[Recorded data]
────────────────────────────────────────
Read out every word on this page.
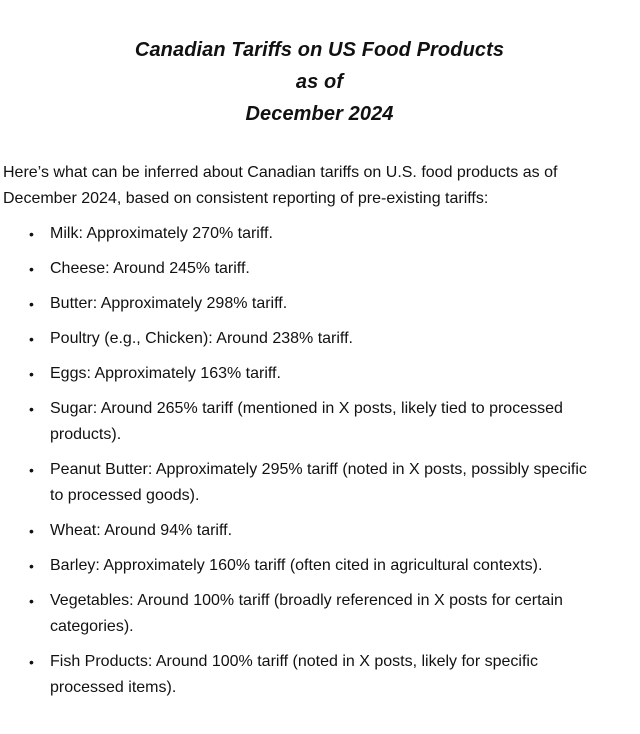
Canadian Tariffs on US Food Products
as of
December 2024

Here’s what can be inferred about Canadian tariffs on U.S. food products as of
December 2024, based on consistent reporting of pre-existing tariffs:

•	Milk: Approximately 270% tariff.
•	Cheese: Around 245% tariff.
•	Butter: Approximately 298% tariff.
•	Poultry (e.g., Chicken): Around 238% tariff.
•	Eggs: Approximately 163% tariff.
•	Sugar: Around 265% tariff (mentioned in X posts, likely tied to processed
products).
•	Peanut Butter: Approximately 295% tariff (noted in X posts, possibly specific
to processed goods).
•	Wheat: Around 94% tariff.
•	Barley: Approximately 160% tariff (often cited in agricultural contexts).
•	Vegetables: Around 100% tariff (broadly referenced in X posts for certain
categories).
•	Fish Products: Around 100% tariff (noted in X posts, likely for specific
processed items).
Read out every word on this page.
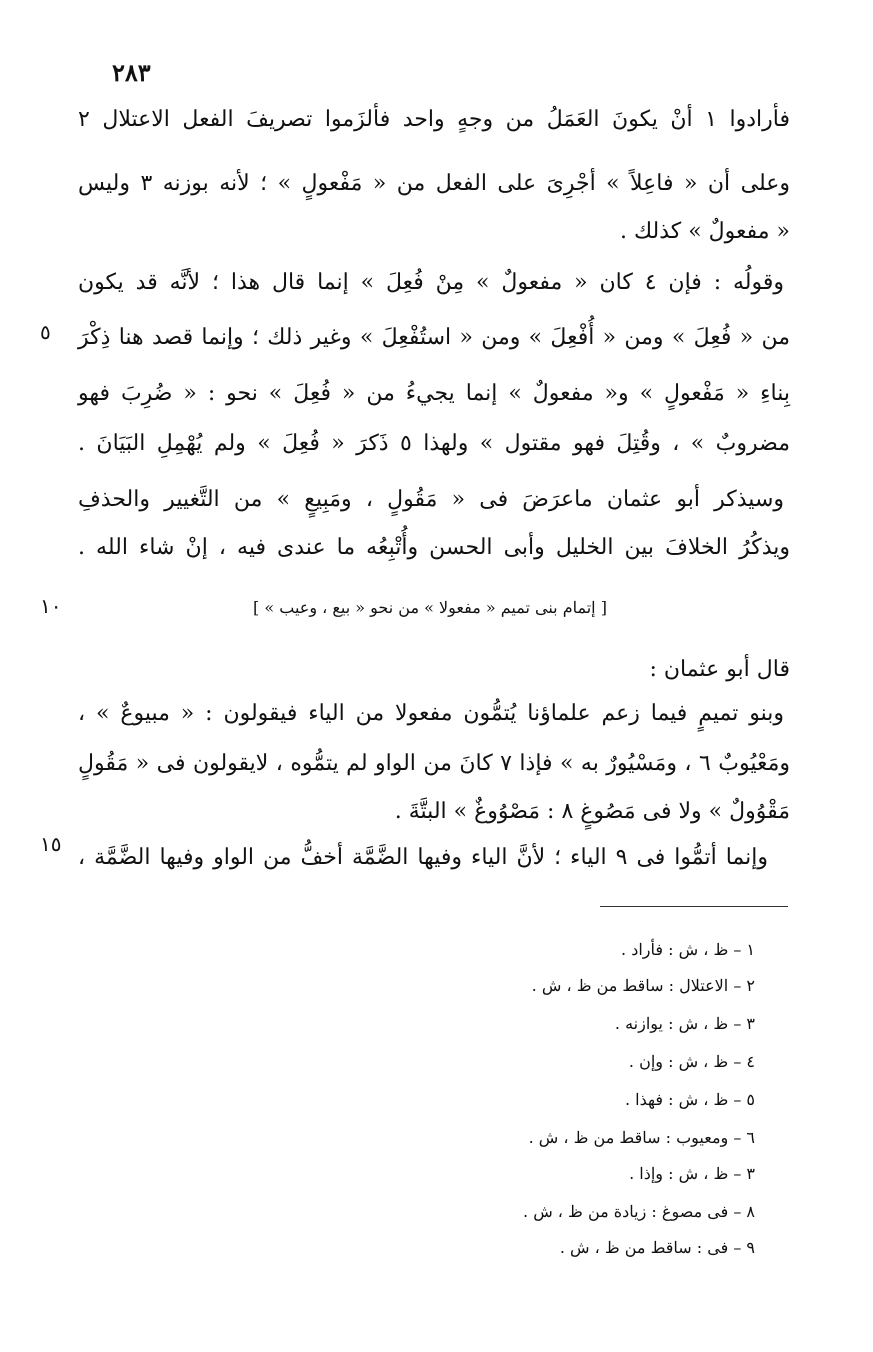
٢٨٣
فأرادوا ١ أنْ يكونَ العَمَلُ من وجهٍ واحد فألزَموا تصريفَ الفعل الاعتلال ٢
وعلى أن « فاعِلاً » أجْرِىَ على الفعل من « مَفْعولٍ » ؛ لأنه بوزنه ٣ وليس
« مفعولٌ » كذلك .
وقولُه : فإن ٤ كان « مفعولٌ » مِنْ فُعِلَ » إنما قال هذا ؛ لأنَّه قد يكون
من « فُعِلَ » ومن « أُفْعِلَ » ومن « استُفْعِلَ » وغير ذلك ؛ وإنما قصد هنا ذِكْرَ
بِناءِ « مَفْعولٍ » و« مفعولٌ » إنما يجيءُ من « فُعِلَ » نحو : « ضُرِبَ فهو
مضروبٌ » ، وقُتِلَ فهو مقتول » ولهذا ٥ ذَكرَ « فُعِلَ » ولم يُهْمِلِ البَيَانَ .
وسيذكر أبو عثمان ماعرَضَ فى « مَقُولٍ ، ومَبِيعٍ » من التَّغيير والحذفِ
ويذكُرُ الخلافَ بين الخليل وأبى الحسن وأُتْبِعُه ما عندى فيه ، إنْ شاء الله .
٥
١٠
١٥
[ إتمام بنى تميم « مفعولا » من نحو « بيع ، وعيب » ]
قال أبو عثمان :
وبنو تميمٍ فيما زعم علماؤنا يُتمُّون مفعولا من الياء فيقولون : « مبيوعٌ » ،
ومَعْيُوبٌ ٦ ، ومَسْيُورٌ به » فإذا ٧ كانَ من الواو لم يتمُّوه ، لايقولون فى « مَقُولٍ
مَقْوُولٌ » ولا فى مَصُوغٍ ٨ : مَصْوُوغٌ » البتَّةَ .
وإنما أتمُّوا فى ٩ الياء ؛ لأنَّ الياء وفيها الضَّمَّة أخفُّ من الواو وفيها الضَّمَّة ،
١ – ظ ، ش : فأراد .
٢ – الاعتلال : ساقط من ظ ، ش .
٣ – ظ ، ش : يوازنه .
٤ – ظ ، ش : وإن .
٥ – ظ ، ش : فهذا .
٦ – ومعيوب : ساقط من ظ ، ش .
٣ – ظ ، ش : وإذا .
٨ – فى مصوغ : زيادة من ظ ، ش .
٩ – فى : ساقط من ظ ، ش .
────────────────────────────────────────
# WHAT NEEDS TO BE DONE
Repeat the records above exactly, omitting every picture.

# FULL SOLUTION
Read out every word on this page.
Canadian Tariffs on US Food Products
as of
December 2024

Here’s what can be inferred about Canadian tariffs on U.S. food products as of
December 2024, based on consistent reporting of pre-existing tariffs:

•	Milk: Approximately 270% tariff.
•	Cheese: Around 245% tariff.
•	Butter: Approximately 298% tariff.
•	Poultry (e.g., Chicken): Around 238% tariff.
•	Eggs: Approximately 163% tariff.
•	Sugar: Around 265% tariff (mentioned in X posts, likely tied to processed
products).
•	Peanut Butter: Approximately 295% tariff (noted in X posts, possibly specific
to processed goods).
•	Wheat: Around 94% tariff.
•	Barley: Approximately 160% tariff (often cited in agricultural contexts).
•	Vegetables: Around 100% tariff (broadly referenced in X posts for certain
categories).
•	Fish Products: Around 100% tariff (noted in X posts, likely for specific
processed items).
Read out every word on this page.
٢٨٣
فأرادوا ١ أنْ يكونَ العَمَلُ من وجهٍ واحد فألزَموا تصريفَ الفعل الاعتلال ٢
وعلى أن « فاعِلاً » أجْرِىَ على الفعل من « مَفْعولٍ » ؛ لأنه بوزنه ٣ وليس
« مفعولٌ » كذلك .
وقولُه : فإن ٤ كان « مفعولٌ » مِنْ فُعِلَ » إنما قال هذا ؛ لأنَّه قد يكون
من « فُعِلَ » ومن « أُفْعِلَ » ومن « استُفْعِلَ » وغير ذلك ؛ وإنما قصد هنا ذِكْرَ
بِناءِ « مَفْعولٍ » و« مفعولٌ » إنما يجيءُ من « فُعِلَ » نحو : « ضُرِبَ فهو
مضروبٌ » ، وقُتِلَ فهو مقتول » ولهذا ٥ ذَكرَ « فُعِلَ » ولم يُهْمِلِ البَيَانَ .
وسيذكر أبو عثمان ماعرَضَ فى « مَقُولٍ ، ومَبِيعٍ » من التَّغيير والحذفِ
ويذكُرُ الخلافَ بين الخليل وأبى الحسن وأُتْبِعُه ما عندى فيه ، إنْ شاء الله .
٥
١٠
١٥
[ إتمام بنى تميم « مفعولا » من نحو « بيع ، وعيب » ]
قال أبو عثمان :
وبنو تميمٍ فيما زعم علماؤنا يُتمُّون مفعولا من الياء فيقولون : « مبيوعٌ » ،
ومَعْيُوبٌ ٦ ، ومَسْيُورٌ به » فإذا ٧ كانَ من الواو لم يتمُّوه ، لايقولون فى « مَقُولٍ
مَقْوُولٌ » ولا فى مَصُوغٍ ٨ : مَصْوُوغٌ » البتَّةَ .
وإنما أتمُّوا فى ٩ الياء ؛ لأنَّ الياء وفيها الضَّمَّة أخفُّ من الواو وفيها الضَّمَّة ،
١ – ظ ، ش : فأراد .
٢ – الاعتلال : ساقط من ظ ، ش .
٣ – ظ ، ش : يوازنه .
٤ – ظ ، ش : وإن .
٥ – ظ ، ش : فهذا .
٦ – ومعيوب : ساقط من ظ ، ش .
٣ – ظ ، ش : وإذا .
٨ – فى مصوغ : زيادة من ظ ، ش .
٩ – فى : ساقط من ظ ، ش .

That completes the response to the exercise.